WHAT IS BEING ASKED
Below are some records; repeat them all exactly, minus the pictures.

SUPPLIED ENTRIES
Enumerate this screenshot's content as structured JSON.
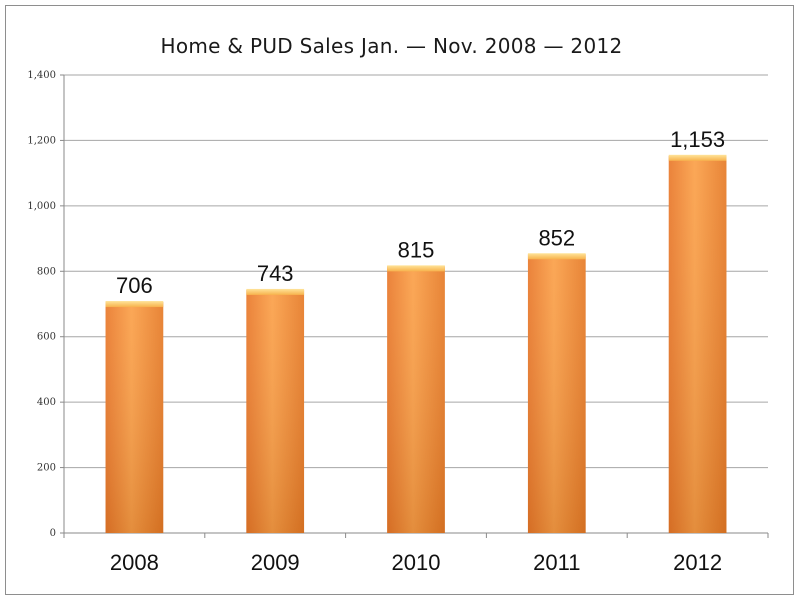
{
  "chart_data": {
    "type": "bar",
    "title": "Home & PUD Sales Jan. — Nov. 2008 — 2012",
    "xlabel": "",
    "ylabel": "",
    "categories": [
      "2008",
      "2009",
      "2010",
      "2011",
      "2012"
    ],
    "values": [
      706,
      743,
      815,
      852,
      1153
    ],
    "value_labels": [
      "706",
      "743",
      "815",
      "852",
      "1,153"
    ],
    "ylim": [
      0,
      1400
    ],
    "yticks": [
      0,
      200,
      400,
      600,
      800,
      1000,
      1200,
      1400
    ],
    "ytick_labels": [
      "0",
      "200",
      "400",
      "600",
      "800",
      "1,000",
      "1,200",
      "1,400"
    ],
    "grid": true,
    "legend": "none",
    "bar_color": "#f5922f"
  }
}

CORRECT ANSWER
Enumerate this screenshot's content as structured JSON.
{
  "chart_data": {
    "type": "bar",
    "title": "Home & PUD Sales Jan. — Nov. 2008 — 2012",
    "xlabel": "",
    "ylabel": "",
    "categories": [
      "2008",
      "2009",
      "2010",
      "2011",
      "2012"
    ],
    "values": [
      706,
      743,
      815,
      852,
      1153
    ],
    "value_labels": [
      "706",
      "743",
      "815",
      "852",
      "1,153"
    ],
    "ylim": [
      0,
      1400
    ],
    "yticks": [
      0,
      200,
      400,
      600,
      800,
      1000,
      1200,
      1400
    ],
    "ytick_labels": [
      "0",
      "200",
      "400",
      "600",
      "800",
      "1,000",
      "1,200",
      "1,400"
    ],
    "grid": true,
    "legend": "none",
    "bar_color": "#f5922f"
  }
}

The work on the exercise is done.